## start
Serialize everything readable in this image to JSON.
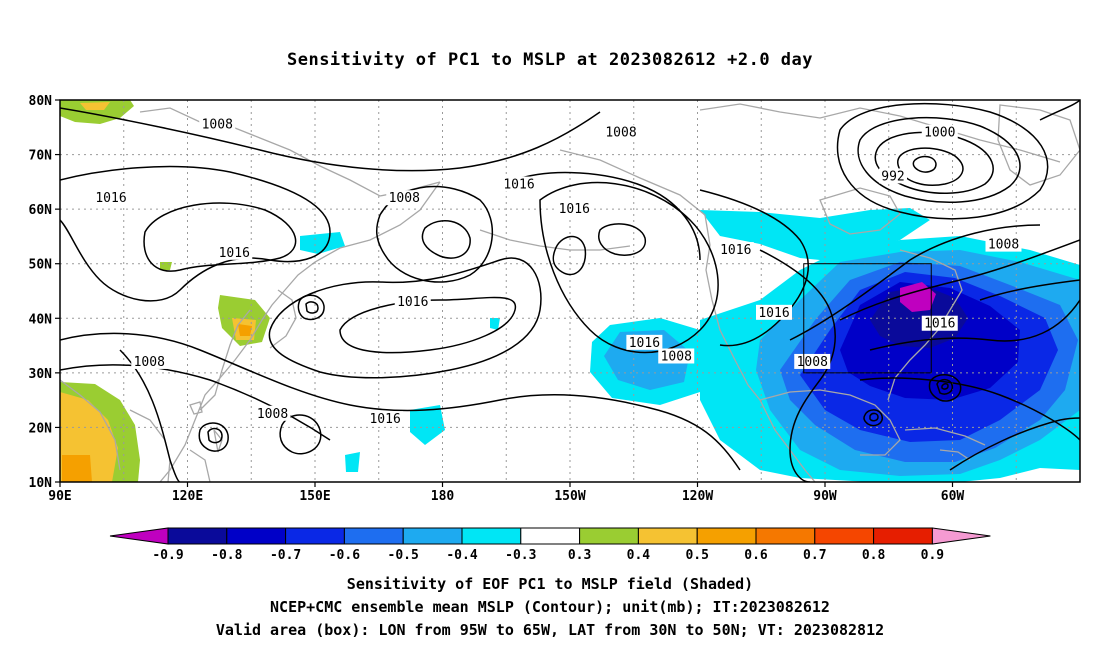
{
  "title": "Sensitivity of PC1 to MSLP at 2023082612 +2.0 day",
  "lat_labels": [
    "80N",
    "70N",
    "60N",
    "50N",
    "40N",
    "30N",
    "20N",
    "10N"
  ],
  "lon_labels": [
    "90E",
    "120E",
    "150E",
    "180",
    "150W",
    "120W",
    "90W",
    "60W"
  ],
  "contour_labels": [
    {
      "text": "1008",
      "lon": 127,
      "lat": 75.5
    },
    {
      "text": "1016",
      "lon": 102,
      "lat": 62
    },
    {
      "text": "1016",
      "lon": 131,
      "lat": 52
    },
    {
      "text": "1008",
      "lon": 171,
      "lat": 62
    },
    {
      "text": "1016",
      "lon": 173,
      "lat": 43
    },
    {
      "text": "1016",
      "lon": 198,
      "lat": 64.5
    },
    {
      "text": "1016",
      "lon": 211,
      "lat": 60
    },
    {
      "text": "1008",
      "lon": 222,
      "lat": 74
    },
    {
      "text": "1000",
      "lon": 297,
      "lat": 74
    },
    {
      "text": "992",
      "lon": 286,
      "lat": 66
    },
    {
      "text": "1016",
      "lon": 249,
      "lat": 52.5
    },
    {
      "text": "1008",
      "lon": 312,
      "lat": 53.5
    },
    {
      "text": "1016",
      "lon": 227.5,
      "lat": 35.5
    },
    {
      "text": "1008",
      "lon": 235,
      "lat": 33
    },
    {
      "text": "1016",
      "lon": 258,
      "lat": 41
    },
    {
      "text": "1016",
      "lon": 297,
      "lat": 39
    },
    {
      "text": "1008",
      "lon": 267,
      "lat": 32
    },
    {
      "text": "1008",
      "lon": 111,
      "lat": 32
    },
    {
      "text": "1008",
      "lon": 140,
      "lat": 22.5
    },
    {
      "text": "1016",
      "lon": 166.5,
      "lat": 21.5
    }
  ],
  "colorbar": {
    "colors": [
      "#bf00bf",
      "#0a0a9a",
      "#0000c8",
      "#0a28e6",
      "#1e6ef0",
      "#1eaaf0",
      "#00e6f5",
      "#ffffff",
      "#9acd32",
      "#f5c232",
      "#f5a000",
      "#f57800",
      "#f54600",
      "#e61e00",
      "#f59ad2"
    ],
    "tick_labels": [
      "-0.9",
      "-0.8",
      "-0.7",
      "-0.6",
      "-0.5",
      "-0.4",
      "-0.3",
      "0.3",
      "0.4",
      "0.5",
      "0.6",
      "0.7",
      "0.8",
      "0.9"
    ]
  },
  "valid_box": {
    "lon_min": 265,
    "lon_max": 295,
    "lat_min": 30,
    "lat_max": 50
  },
  "captions": [
    "Sensitivity of EOF PC1 to MSLP field (Shaded)",
    "NCEP+CMC ensemble mean MSLP (Contour); unit(mb); IT:2023082612",
    "Valid area (box): LON from 95W to 65W, LAT from 30N to 50N; VT: 2023082812"
  ]
}
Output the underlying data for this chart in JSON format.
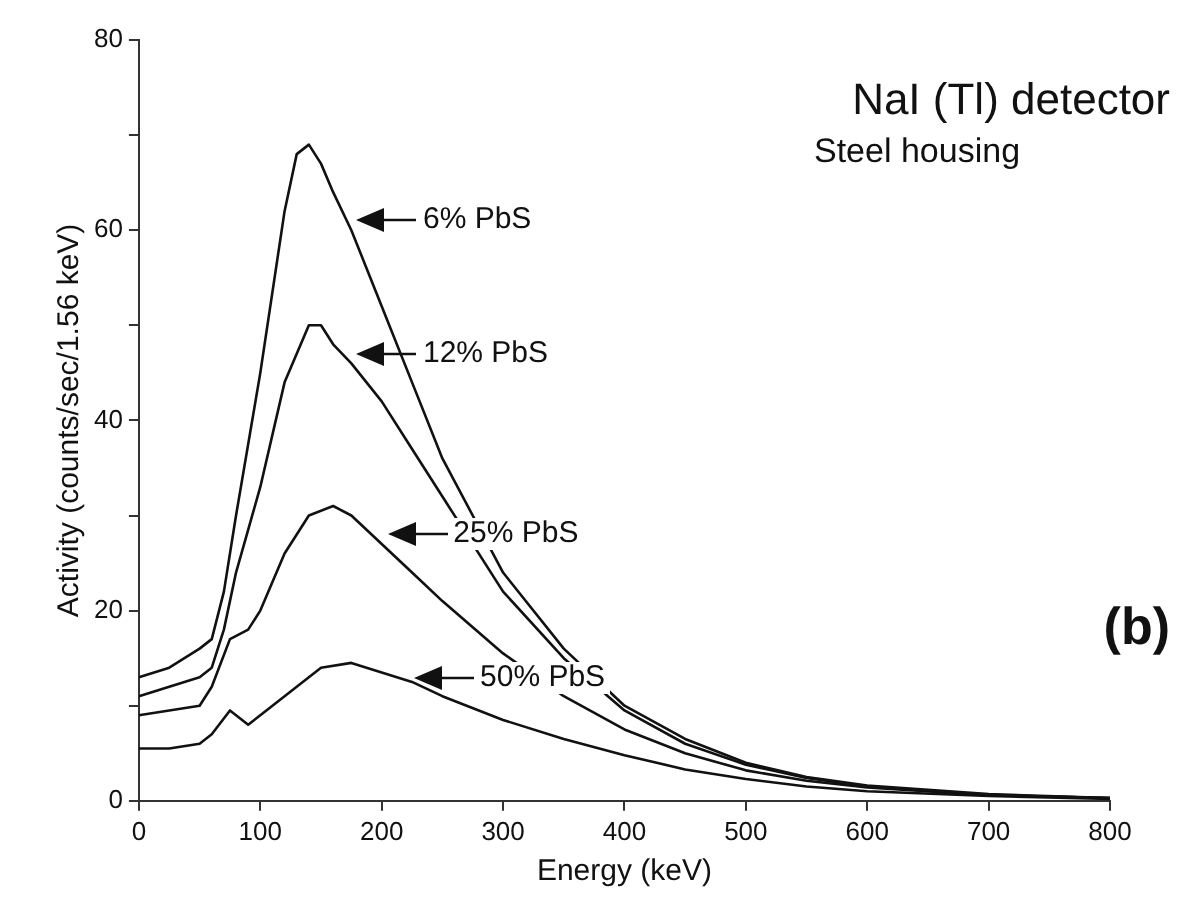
{
  "chart_data": {
    "type": "line",
    "title": "NaI (Tl) detector",
    "subtitle": "Steel housing",
    "xlabel": "Energy (keV)",
    "ylabel": "Activity (counts/sec/1.56 keV)",
    "xlim": [
      0,
      800
    ],
    "xticks": [
      0,
      100,
      200,
      300,
      400,
      500,
      600,
      700,
      800
    ],
    "ylim": [
      0,
      80
    ],
    "yticks": [
      0,
      {
        "value": 10,
        "label": null
      },
      20,
      {
        "value": 30,
        "label": null
      },
      40,
      {
        "value": 50,
        "label": null
      },
      60,
      {
        "value": 70,
        "label": null
      },
      80
    ],
    "grid": false,
    "legend": false,
    "marker": "none",
    "line_style": "solid",
    "series": [
      {
        "color": "#111111",
        "x": [
          0,
          25,
          50,
          60,
          70,
          80,
          100,
          120,
          130,
          140,
          150,
          160,
          175,
          200,
          225,
          250,
          300,
          350,
          400,
          450,
          500,
          550,
          600,
          700,
          800
        ],
        "values": [
          13,
          14,
          16,
          17,
          22,
          30,
          45,
          62,
          68,
          69,
          67,
          64,
          60,
          52,
          44,
          36,
          24,
          16,
          10,
          6.5,
          4,
          2.5,
          1.6,
          0.7,
          0.3
        ]
      },
      {
        "color": "#111111",
        "x": [
          0,
          25,
          50,
          60,
          70,
          80,
          100,
          120,
          140,
          150,
          160,
          175,
          200,
          225,
          250,
          300,
          350,
          400,
          450,
          500,
          550,
          600,
          700,
          800
        ],
        "values": [
          11,
          12,
          13,
          14,
          18,
          24,
          33,
          44,
          50,
          50,
          48,
          46,
          42,
          37,
          32,
          22,
          15,
          9.5,
          6,
          3.8,
          2.4,
          1.5,
          0.6,
          0.3
        ]
      },
      {
        "color": "#111111",
        "x": [
          0,
          25,
          50,
          60,
          75,
          90,
          100,
          120,
          140,
          160,
          175,
          200,
          225,
          250,
          300,
          350,
          400,
          450,
          500,
          550,
          600,
          700,
          800
        ],
        "values": [
          9,
          9.5,
          10,
          12,
          17,
          18,
          20,
          26,
          30,
          31,
          30,
          27,
          24,
          21,
          15.5,
          11,
          7.5,
          5,
          3.2,
          2.1,
          1.4,
          0.6,
          0.3
        ]
      },
      {
        "color": "#111111",
        "x": [
          0,
          25,
          50,
          60,
          75,
          90,
          100,
          125,
          150,
          175,
          200,
          225,
          250,
          300,
          350,
          400,
          450,
          500,
          550,
          600,
          700,
          800
        ],
        "values": [
          5.5,
          5.5,
          6,
          7,
          9.5,
          8,
          9,
          11.5,
          14,
          14.5,
          13.5,
          12.5,
          11,
          8.5,
          6.5,
          4.8,
          3.3,
          2.3,
          1.5,
          1,
          0.5,
          0.2
        ]
      }
    ],
    "annotations": [
      {
        "text": "6% PbS",
        "x": 178,
        "y": 61
      },
      {
        "text": "12% PbS",
        "x": 178,
        "y": 47
      },
      {
        "text": "25% PbS",
        "x": 203,
        "y": 28
      },
      {
        "text": "50% PbS",
        "x": 225,
        "y": 13
      },
      "(b)"
    ]
  }
}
## end
* _SET TASK_: Reproduce all the records verbatim, excluding images.

* _RESULT OF THIS TASK_:
Serialize everything readable in this image to JSON.
{
  "title": "Sensitivity of PC1 to MSLP at 2023082612 +2.0 day",
  "lat_labels": [
    "80N",
    "70N",
    "60N",
    "50N",
    "40N",
    "30N",
    "20N",
    "10N"
  ],
  "lon_labels": [
    "90E",
    "120E",
    "150E",
    "180",
    "150W",
    "120W",
    "90W",
    "60W"
  ],
  "contour_labels": [
    {
      "text": "1008",
      "lon": 127,
      "lat": 75.5
    },
    {
      "text": "1016",
      "lon": 102,
      "lat": 62
    },
    {
      "text": "1016",
      "lon": 131,
      "lat": 52
    },
    {
      "text": "1008",
      "lon": 171,
      "lat": 62
    },
    {
      "text": "1016",
      "lon": 173,
      "lat": 43
    },
    {
      "text": "1016",
      "lon": 198,
      "lat": 64.5
    },
    {
      "text": "1016",
      "lon": 211,
      "lat": 60
    },
    {
      "text": "1008",
      "lon": 222,
      "lat": 74
    },
    {
      "text": "1000",
      "lon": 297,
      "lat": 74
    },
    {
      "text": "992",
      "lon": 286,
      "lat": 66
    },
    {
      "text": "1016",
      "lon": 249,
      "lat": 52.5
    },
    {
      "text": "1008",
      "lon": 312,
      "lat": 53.5
    },
    {
      "text": "1016",
      "lon": 227.5,
      "lat": 35.5
    },
    {
      "text": "1008",
      "lon": 235,
      "lat": 33
    },
    {
      "text": "1016",
      "lon": 258,
      "lat": 41
    },
    {
      "text": "1016",
      "lon": 297,
      "lat": 39
    },
    {
      "text": "1008",
      "lon": 267,
      "lat": 32
    },
    {
      "text": "1008",
      "lon": 111,
      "lat": 32
    },
    {
      "text": "1008",
      "lon": 140,
      "lat": 22.5
    },
    {
      "text": "1016",
      "lon": 166.5,
      "lat": 21.5
    }
  ],
  "colorbar": {
    "colors": [
      "#bf00bf",
      "#0a0a9a",
      "#0000c8",
      "#0a28e6",
      "#1e6ef0",
      "#1eaaf0",
      "#00e6f5",
      "#ffffff",
      "#9acd32",
      "#f5c232",
      "#f5a000",
      "#f57800",
      "#f54600",
      "#e61e00",
      "#f59ad2"
    ],
    "tick_labels": [
      "-0.9",
      "-0.8",
      "-0.7",
      "-0.6",
      "-0.5",
      "-0.4",
      "-0.3",
      "0.3",
      "0.4",
      "0.5",
      "0.6",
      "0.7",
      "0.8",
      "0.9"
    ]
  },
  "valid_box": {
    "lon_min": 265,
    "lon_max": 295,
    "lat_min": 30,
    "lat_max": 50
  },
  "captions": [
    "Sensitivity of EOF PC1 to MSLP field (Shaded)",
    "NCEP+CMC ensemble mean MSLP (Contour); unit(mb); IT:2023082612",
    "Valid area (box): LON from 95W to 65W, LAT from 30N to 50N; VT: 2023082812"
  ]
}
Output the underlying data for this chart in JSON format.
{
  "chart_data": {
    "type": "line",
    "title": "NaI (Tl) detector",
    "subtitle": "Steel housing",
    "xlabel": "Energy (keV)",
    "ylabel": "Activity (counts/sec/1.56 keV)",
    "xlim": [
      0,
      800
    ],
    "xticks": [
      0,
      100,
      200,
      300,
      400,
      500,
      600,
      700,
      800
    ],
    "ylim": [
      0,
      80
    ],
    "yticks": [
      0,
      {
        "value": 10,
        "label": null
      },
      20,
      {
        "value": 30,
        "label": null
      },
      40,
      {
        "value": 50,
        "label": null
      },
      60,
      {
        "value": 70,
        "label": null
      },
      80
    ],
    "grid": false,
    "legend": false,
    "marker": "none",
    "line_style": "solid",
    "series": [
      {
        "color": "#111111",
        "x": [
          0,
          25,
          50,
          60,
          70,
          80,
          100,
          120,
          130,
          140,
          150,
          160,
          175,
          200,
          225,
          250,
          300,
          350,
          400,
          450,
          500,
          550,
          600,
          700,
          800
        ],
        "values": [
          13,
          14,
          16,
          17,
          22,
          30,
          45,
          62,
          68,
          69,
          67,
          64,
          60,
          52,
          44,
          36,
          24,
          16,
          10,
          6.5,
          4,
          2.5,
          1.6,
          0.7,
          0.3
        ]
      },
      {
        "color": "#111111",
        "x": [
          0,
          25,
          50,
          60,
          70,
          80,
          100,
          120,
          140,
          150,
          160,
          175,
          200,
          225,
          250,
          300,
          350,
          400,
          450,
          500,
          550,
          600,
          700,
          800
        ],
        "values": [
          11,
          12,
          13,
          14,
          18,
          24,
          33,
          44,
          50,
          50,
          48,
          46,
          42,
          37,
          32,
          22,
          15,
          9.5,
          6,
          3.8,
          2.4,
          1.5,
          0.6,
          0.3
        ]
      },
      {
        "color": "#111111",
        "x": [
          0,
          25,
          50,
          60,
          75,
          90,
          100,
          120,
          140,
          160,
          175,
          200,
          225,
          250,
          300,
          350,
          400,
          450,
          500,
          550,
          600,
          700,
          800
        ],
        "values": [
          9,
          9.5,
          10,
          12,
          17,
          18,
          20,
          26,
          30,
          31,
          30,
          27,
          24,
          21,
          15.5,
          11,
          7.5,
          5,
          3.2,
          2.1,
          1.4,
          0.6,
          0.3
        ]
      },
      {
        "color": "#111111",
        "x": [
          0,
          25,
          50,
          60,
          75,
          90,
          100,
          125,
          150,
          175,
          200,
          225,
          250,
          300,
          350,
          400,
          450,
          500,
          550,
          600,
          700,
          800
        ],
        "values": [
          5.5,
          5.5,
          6,
          7,
          9.5,
          8,
          9,
          11.5,
          14,
          14.5,
          13.5,
          12.5,
          11,
          8.5,
          6.5,
          4.8,
          3.3,
          2.3,
          1.5,
          1,
          0.5,
          0.2
        ]
      }
    ],
    "annotations": [
      {
        "text": "6% PbS",
        "x": 178,
        "y": 61
      },
      {
        "text": "12% PbS",
        "x": 178,
        "y": 47
      },
      {
        "text": "25% PbS",
        "x": 203,
        "y": 28
      },
      {
        "text": "50% PbS",
        "x": 225,
        "y": 13
      },
      "(b)"
    ]
  }
}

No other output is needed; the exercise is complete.